Written exercise – Omit all pictures. Copy the rest of the material exactly.

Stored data
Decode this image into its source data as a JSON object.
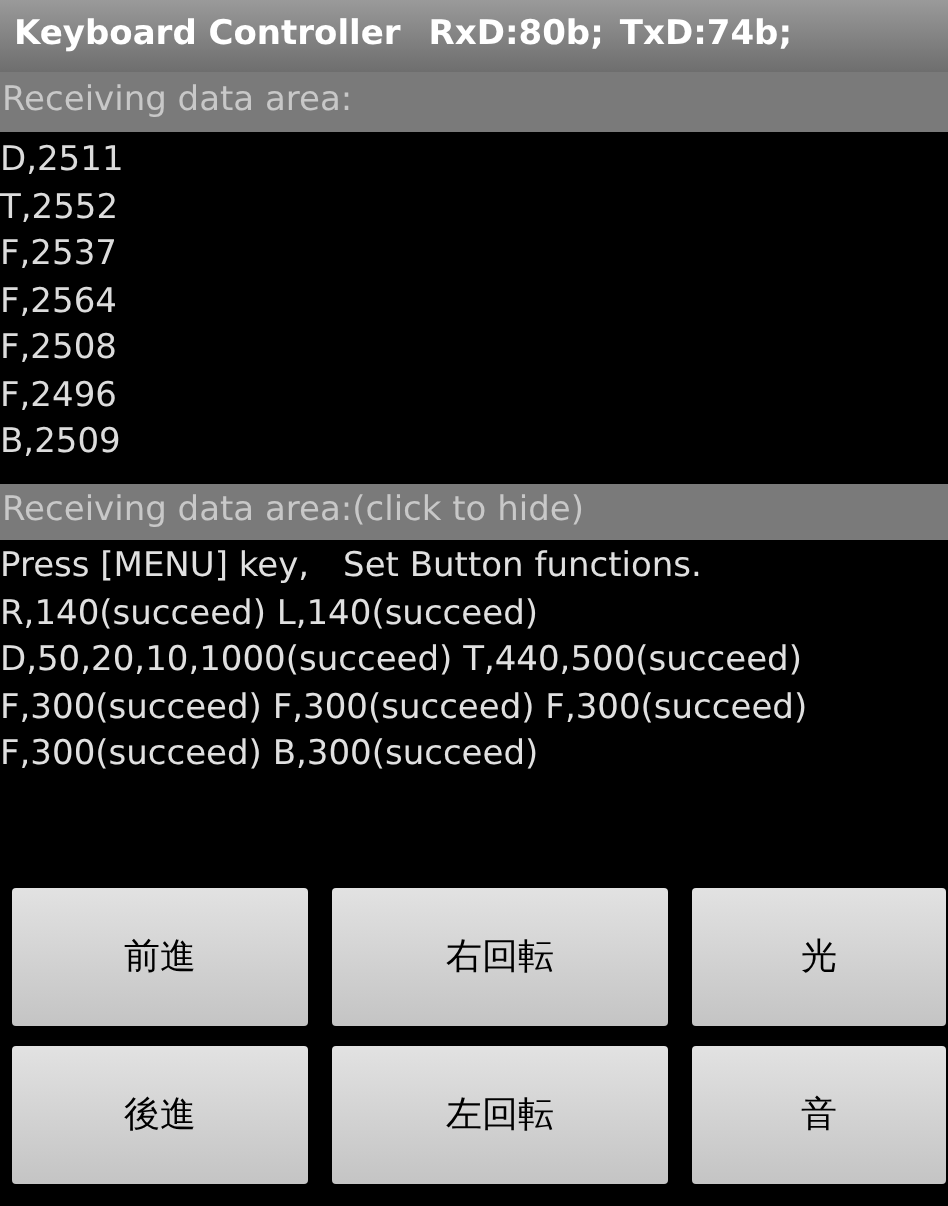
{
  "window": {
    "title": "Keyboard Controller",
    "rxd": "RxD:80b;",
    "txd": "TxD:74b;"
  },
  "receive_header": "Receiving data area:",
  "receive_lines": [
    "D,2511",
    "T,2552",
    "F,2537",
    "F,2564",
    "F,2508",
    "F,2496",
    "B,2509"
  ],
  "log_header": "Receiving data area:(click to hide)",
  "log_lines": [
    "Press [MENU] key,　Set Button functions.",
    "R,140(succeed) L,140(succeed)",
    "D,50,20,10,1000(succeed) T,440,500(succeed)",
    "F,300(succeed) F,300(succeed) F,300(succeed)",
    "F,300(succeed) B,300(succeed)"
  ],
  "buttons": [
    [
      "前進",
      "右回転",
      "光"
    ],
    [
      "後進",
      "左回転",
      "音"
    ]
  ]
}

Solved exercise –
Decode this image into its source data as a JSON object.
{
  "window": {
    "title": "Keyboard Controller",
    "rxd": "RxD:80b;",
    "txd": "TxD:74b;"
  },
  "receive_header": "Receiving data area:",
  "receive_lines": [
    "D,2511",
    "T,2552",
    "F,2537",
    "F,2564",
    "F,2508",
    "F,2496",
    "B,2509"
  ],
  "log_header": "Receiving data area:(click to hide)",
  "log_lines": [
    "Press [MENU] key,　Set Button functions.",
    "R,140(succeed) L,140(succeed)",
    "D,50,20,10,1000(succeed) T,440,500(succeed)",
    "F,300(succeed) F,300(succeed) F,300(succeed)",
    "F,300(succeed) B,300(succeed)"
  ],
  "buttons": [
    [
      "前進",
      "右回転",
      "光"
    ],
    [
      "後進",
      "左回転",
      "音"
    ]
  ]
}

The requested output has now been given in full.